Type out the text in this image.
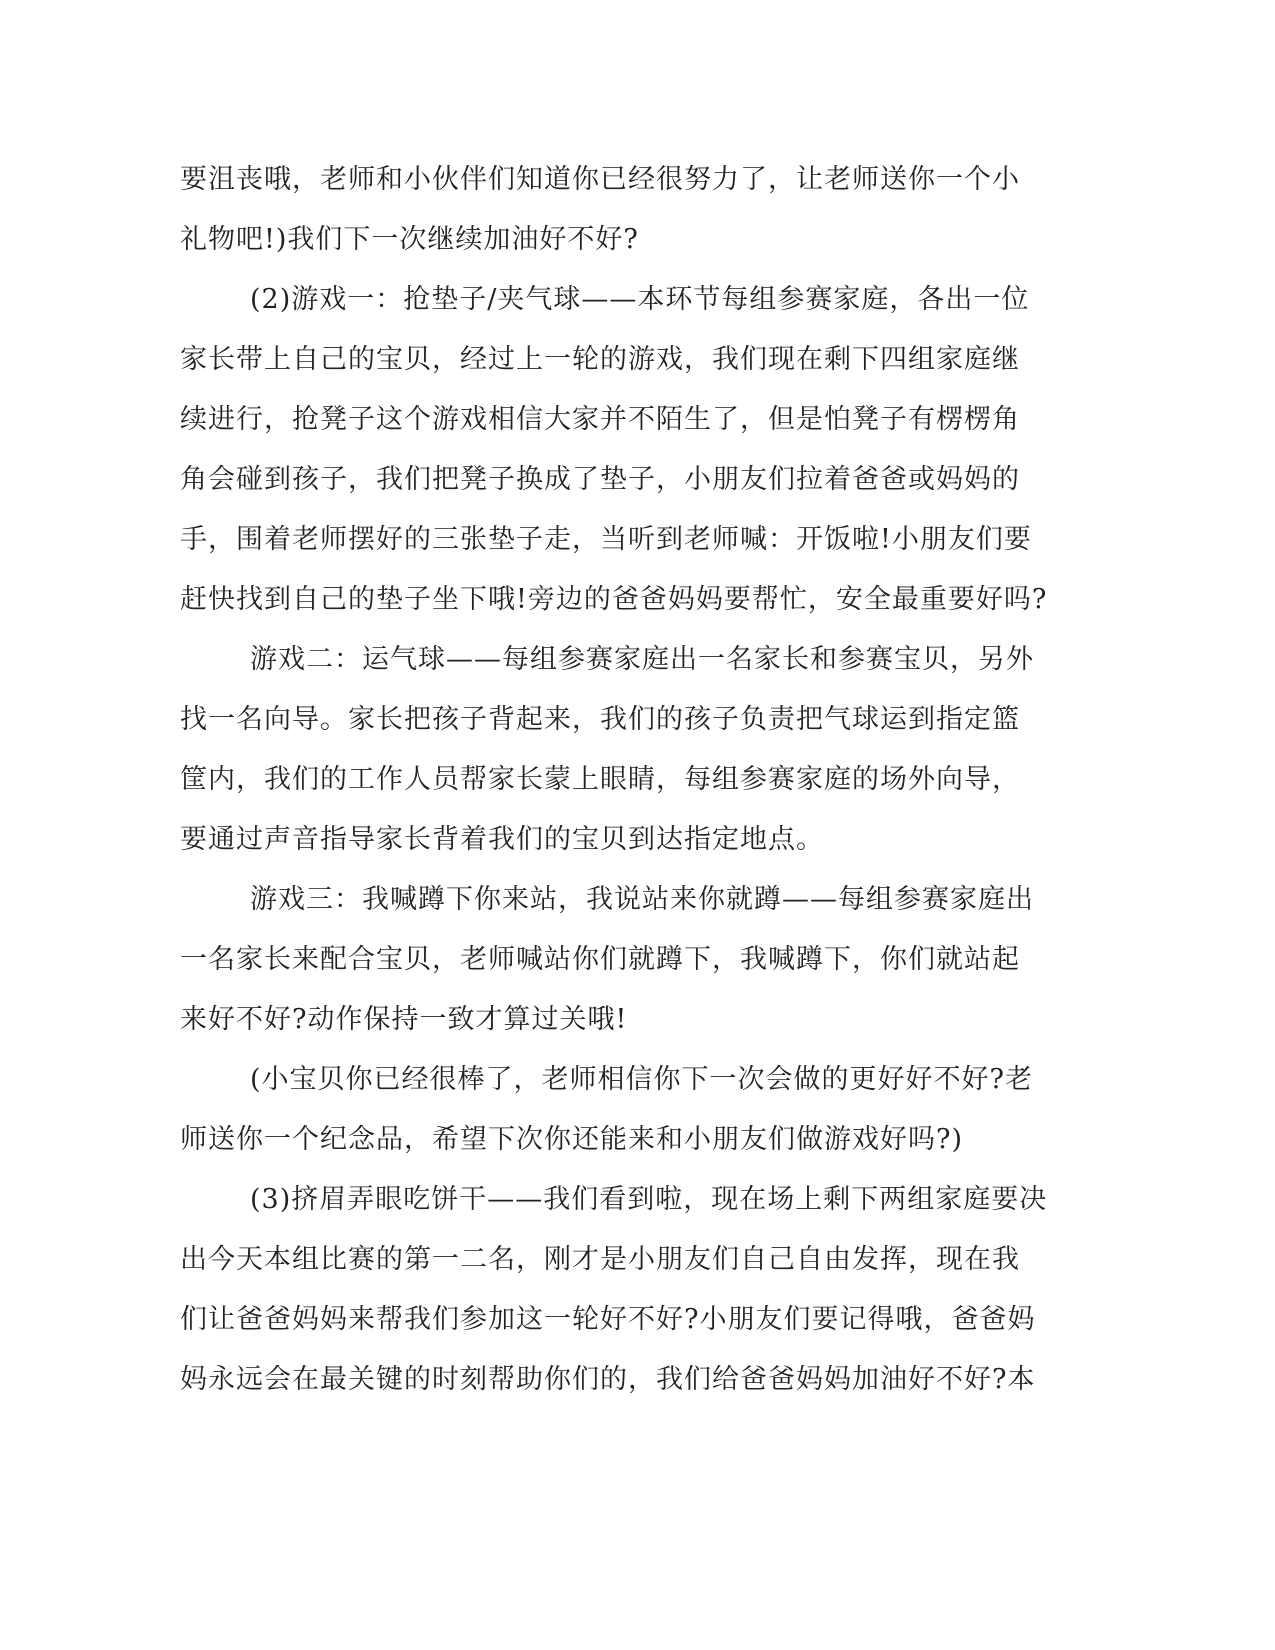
要沮丧哦，老师和小伙伴们知道你已经很努力了，让老师送你一个小
礼物吧!)我们下一次继续加油好不好?
(2)游戏一：抢垫子/夹气球——本环节每组参赛家庭，各出一位
家长带上自己的宝贝，经过上一轮的游戏，我们现在剩下四组家庭继
续进行，抢凳子这个游戏相信大家并不陌生了，但是怕凳子有楞楞角
角会碰到孩子，我们把凳子换成了垫子，小朋友们拉着爸爸或妈妈的
手，围着老师摆好的三张垫子走，当听到老师喊：开饭啦!小朋友们要
赶快找到自己的垫子坐下哦!旁边的爸爸妈妈要帮忙，安全最重要好吗?
游戏二：运气球——每组参赛家庭出一名家长和参赛宝贝，另外
找一名向导。家长把孩子背起来，我们的孩子负责把气球运到指定篮
筐内，我们的工作人员帮家长蒙上眼睛，每组参赛家庭的场外向导，
要通过声音指导家长背着我们的宝贝到达指定地点。
游戏三：我喊蹲下你来站，我说站来你就蹲——每组参赛家庭出
一名家长来配合宝贝，老师喊站你们就蹲下，我喊蹲下，你们就站起
来好不好?动作保持一致才算过关哦!
(小宝贝你已经很棒了，老师相信你下一次会做的更好好不好?老
师送你一个纪念品，希望下次你还能来和小朋友们做游戏好吗?)
(3)挤眉弄眼吃饼干——我们看到啦，现在场上剩下两组家庭要决
出今天本组比赛的第一二名，刚才是小朋友们自己自由发挥，现在我
们让爸爸妈妈来帮我们参加这一轮好不好?小朋友们要记得哦，爸爸妈
妈永远会在最关键的时刻帮助你们的，我们给爸爸妈妈加油好不好?本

> [EXERCISE PROMPT]:
Print every record above exactly as written, leaving out the pictures.

> [FINISHED TASK]:
Type out the text in this image.
要沮丧哦，老师和小伙伴们知道你已经很努力了，让老师送你一个小
礼物吧!)我们下一次继续加油好不好?
(2)游戏一：抢垫子/夹气球——本环节每组参赛家庭，各出一位
家长带上自己的宝贝，经过上一轮的游戏，我们现在剩下四组家庭继
续进行，抢凳子这个游戏相信大家并不陌生了，但是怕凳子有楞楞角
角会碰到孩子，我们把凳子换成了垫子，小朋友们拉着爸爸或妈妈的
手，围着老师摆好的三张垫子走，当听到老师喊：开饭啦!小朋友们要
赶快找到自己的垫子坐下哦!旁边的爸爸妈妈要帮忙，安全最重要好吗?
游戏二：运气球——每组参赛家庭出一名家长和参赛宝贝，另外
找一名向导。家长把孩子背起来，我们的孩子负责把气球运到指定篮
筐内，我们的工作人员帮家长蒙上眼睛，每组参赛家庭的场外向导，
要通过声音指导家长背着我们的宝贝到达指定地点。
游戏三：我喊蹲下你来站，我说站来你就蹲——每组参赛家庭出
一名家长来配合宝贝，老师喊站你们就蹲下，我喊蹲下，你们就站起
来好不好?动作保持一致才算过关哦!
(小宝贝你已经很棒了，老师相信你下一次会做的更好好不好?老
师送你一个纪念品，希望下次你还能来和小朋友们做游戏好吗?)
(3)挤眉弄眼吃饼干——我们看到啦，现在场上剩下两组家庭要决
出今天本组比赛的第一二名，刚才是小朋友们自己自由发挥，现在我
们让爸爸妈妈来帮我们参加这一轮好不好?小朋友们要记得哦，爸爸妈
妈永远会在最关键的时刻帮助你们的，我们给爸爸妈妈加油好不好?本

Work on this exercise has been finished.